The exercise ▸ Without the pictures, reproduce the records that follow exactly.

Raw data ▸
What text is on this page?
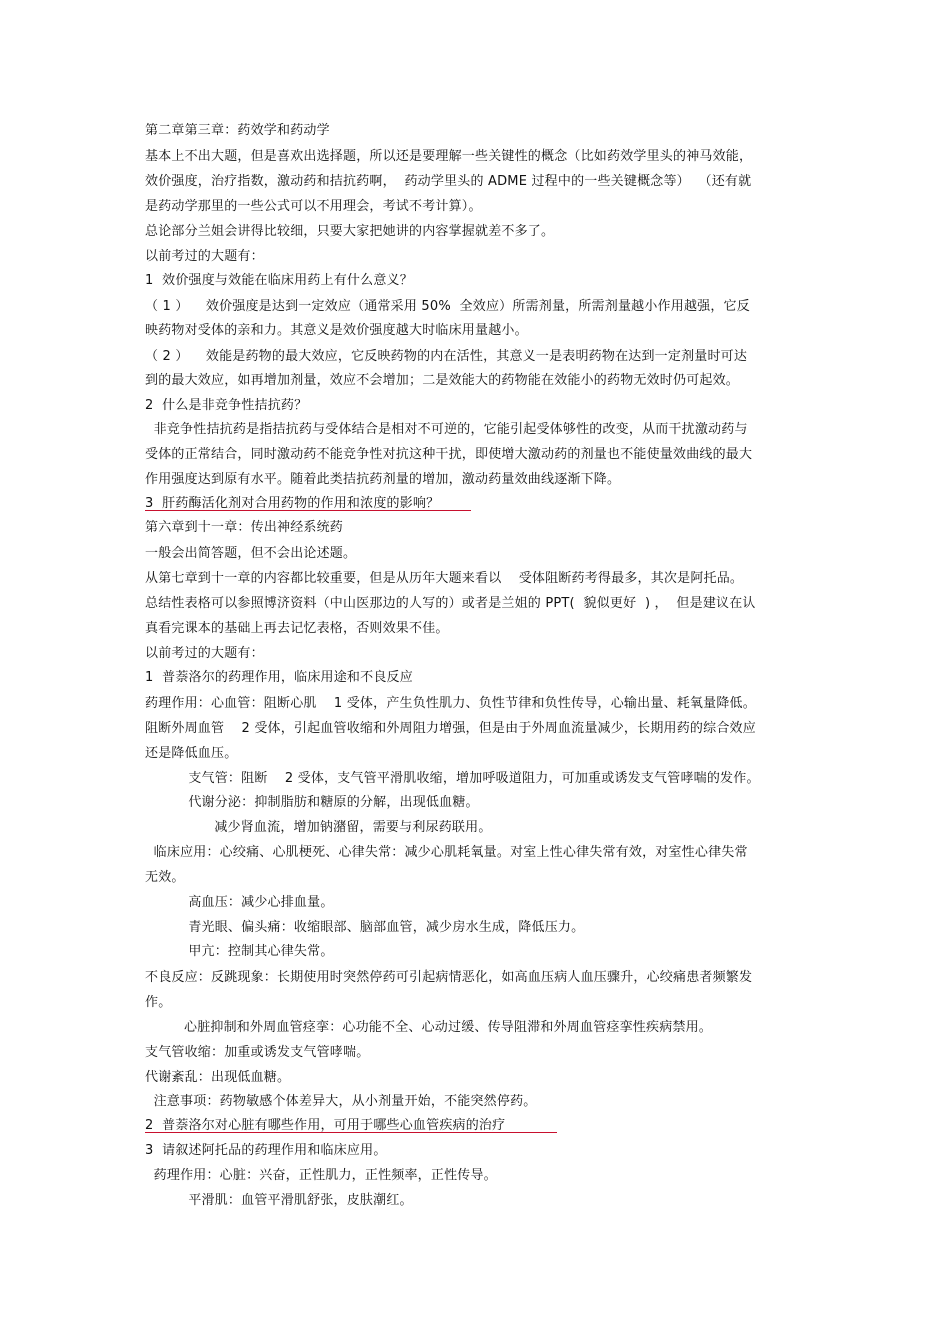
第二章第三章：药效学和药动学
基本上不出大题，但是喜欢出选择题，所以还是要理解一些关键性的概念（比如药效学里头的神马效能，
效价强度，治疗指数，激动药和拮抗药啊，  药动学里头的 ADME 过程中的一些关键概念等）  （还有就
是药动学那里的一些公式可以不用理会，考试不考计算）。
总论部分兰姐会讲得比较细，只要大家把她讲的内容掌握就差不多了。
以前考过的大题有：
1  效价强度与效能在临床用药上有什么意义？
（ 1 ）    效价强度是达到一定效应（通常采用 50%  全效应）所需剂量，所需剂量越小作用越强，它反
映药物对受体的亲和力。其意义是效价强度越大时临床用量越小。
（ 2 ）    效能是药物的最大效应，它反映药物的内在活性，其意义一是表明药物在达到一定剂量时可达
到的最大效应，如再增加剂量，效应不会增加；二是效能大的药物能在效能小的药物无效时仍可起效。
2  什么是非竞争性拮抗药？
非竞争性拮抗药是指拮抗药与受体结合是相对不可逆的，它能引起受体够性的改变，从而干扰激动药与
受体的正常结合，同时激动药不能竞争性对抗这种干扰，即使增大激动药的剂量也不能使量效曲线的最大
作用强度达到原有水平。随着此类拮抗药剂量的增加，激动药量效曲线逐渐下降。
3  肝药酶活化剂对合用药物的作用和浓度的影响？
第六章到十一章：传出神经系统药
一般会出简答题，但不会出论述题。
从第七章到十一章的内容都比较重要，但是从历年大题来看以    受体阻断药考得最多，其次是阿托品。
总结性表格可以参照博济资料（中山医那边的人写的）或者是兰姐的 PPT(  貌似更好  ) ，  但是建议在认
真看完课本的基础上再去记忆表格，否则效果不佳。
以前考过的大题有：
1  普萘洛尔的药理作用，临床用途和不良反应
药理作用：心血管：阻断心肌    1 受体，产生负性肌力、负性节律和负性传导，心输出量、耗氧量降低。
阻断外周血管    2 受体，引起血管收缩和外周阻力增强，但是由于外周血流量减少，长期用药的综合效应
还是降低血压。
支气管：阻断    2 受体，支气管平滑肌收缩，增加呼吸道阻力，可加重或诱发支气管哮喘的发作。
代谢分泌：抑制脂肪和糖原的分解，出现低血糖。
减少肾血流，增加钠潴留，需要与利尿药联用。
临床应用：心绞痛、心肌梗死、心律失常：减少心肌耗氧量。对室上性心律失常有效，对室性心律失常
无效。
高血压：减少心排血量。
青光眼、偏头痛：收缩眼部、脑部血管，减少房水生成，降低压力。
甲亢：控制其心律失常。
不良反应：反跳现象：长期使用时突然停药可引起病情恶化，如高血压病人血压骤升，心绞痛患者频繁发
作。
心脏抑制和外周血管痉挛：心功能不全、心动过缓、传导阻滞和外周血管痉挛性疾病禁用。
支气管收缩：加重或诱发支气管哮喘。
代谢紊乱：出现低血糖。
注意事项：药物敏感个体差异大，从小剂量开始，不能突然停药。
2  普萘洛尔对心脏有哪些作用，可用于哪些心血管疾病的治疗
3  请叙述阿托品的药理作用和临床应用。
药理作用：心脏：兴奋，正性肌力，正性频率，正性传导。
平滑肌：血管平滑肌舒张，皮肤潮红。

Written reply ▸
What text is on this page?
第二章第三章：药效学和药动学
基本上不出大题，但是喜欢出选择题，所以还是要理解一些关键性的概念（比如药效学里头的神马效能，
效价强度，治疗指数，激动药和拮抗药啊，  药动学里头的 ADME 过程中的一些关键概念等）  （还有就
是药动学那里的一些公式可以不用理会，考试不考计算）。
总论部分兰姐会讲得比较细，只要大家把她讲的内容掌握就差不多了。
以前考过的大题有：
1  效价强度与效能在临床用药上有什么意义？
（ 1 ）    效价强度是达到一定效应（通常采用 50%  全效应）所需剂量，所需剂量越小作用越强，它反
映药物对受体的亲和力。其意义是效价强度越大时临床用量越小。
（ 2 ）    效能是药物的最大效应，它反映药物的内在活性，其意义一是表明药物在达到一定剂量时可达
到的最大效应，如再增加剂量，效应不会增加；二是效能大的药物能在效能小的药物无效时仍可起效。
2  什么是非竞争性拮抗药？
非竞争性拮抗药是指拮抗药与受体结合是相对不可逆的，它能引起受体够性的改变，从而干扰激动药与
受体的正常结合，同时激动药不能竞争性对抗这种干扰，即使增大激动药的剂量也不能使量效曲线的最大
作用强度达到原有水平。随着此类拮抗药剂量的增加，激动药量效曲线逐渐下降。
3  肝药酶活化剂对合用药物的作用和浓度的影响？
第六章到十一章：传出神经系统药
一般会出简答题，但不会出论述题。
从第七章到十一章的内容都比较重要，但是从历年大题来看以    受体阻断药考得最多，其次是阿托品。
总结性表格可以参照博济资料（中山医那边的人写的）或者是兰姐的 PPT(  貌似更好  ) ，  但是建议在认
真看完课本的基础上再去记忆表格，否则效果不佳。
以前考过的大题有：
1  普萘洛尔的药理作用，临床用途和不良反应
药理作用：心血管：阻断心肌    1 受体，产生负性肌力、负性节律和负性传导，心输出量、耗氧量降低。
阻断外周血管    2 受体，引起血管收缩和外周阻力增强，但是由于外周血流量减少，长期用药的综合效应
还是降低血压。
支气管：阻断    2 受体，支气管平滑肌收缩，增加呼吸道阻力，可加重或诱发支气管哮喘的发作。
代谢分泌：抑制脂肪和糖原的分解，出现低血糖。
减少肾血流，增加钠潴留，需要与利尿药联用。
临床应用：心绞痛、心肌梗死、心律失常：减少心肌耗氧量。对室上性心律失常有效，对室性心律失常
无效。
高血压：减少心排血量。
青光眼、偏头痛：收缩眼部、脑部血管，减少房水生成，降低压力。
甲亢：控制其心律失常。
不良反应：反跳现象：长期使用时突然停药可引起病情恶化，如高血压病人血压骤升，心绞痛患者频繁发
作。
心脏抑制和外周血管痉挛：心功能不全、心动过缓、传导阻滞和外周血管痉挛性疾病禁用。
支气管收缩：加重或诱发支气管哮喘。
代谢紊乱：出现低血糖。
注意事项：药物敏感个体差异大，从小剂量开始，不能突然停药。
2  普萘洛尔对心脏有哪些作用，可用于哪些心血管疾病的治疗
3  请叙述阿托品的药理作用和临床应用。
药理作用：心脏：兴奋，正性肌力，正性频率，正性传导。
平滑肌：血管平滑肌舒张，皮肤潮红。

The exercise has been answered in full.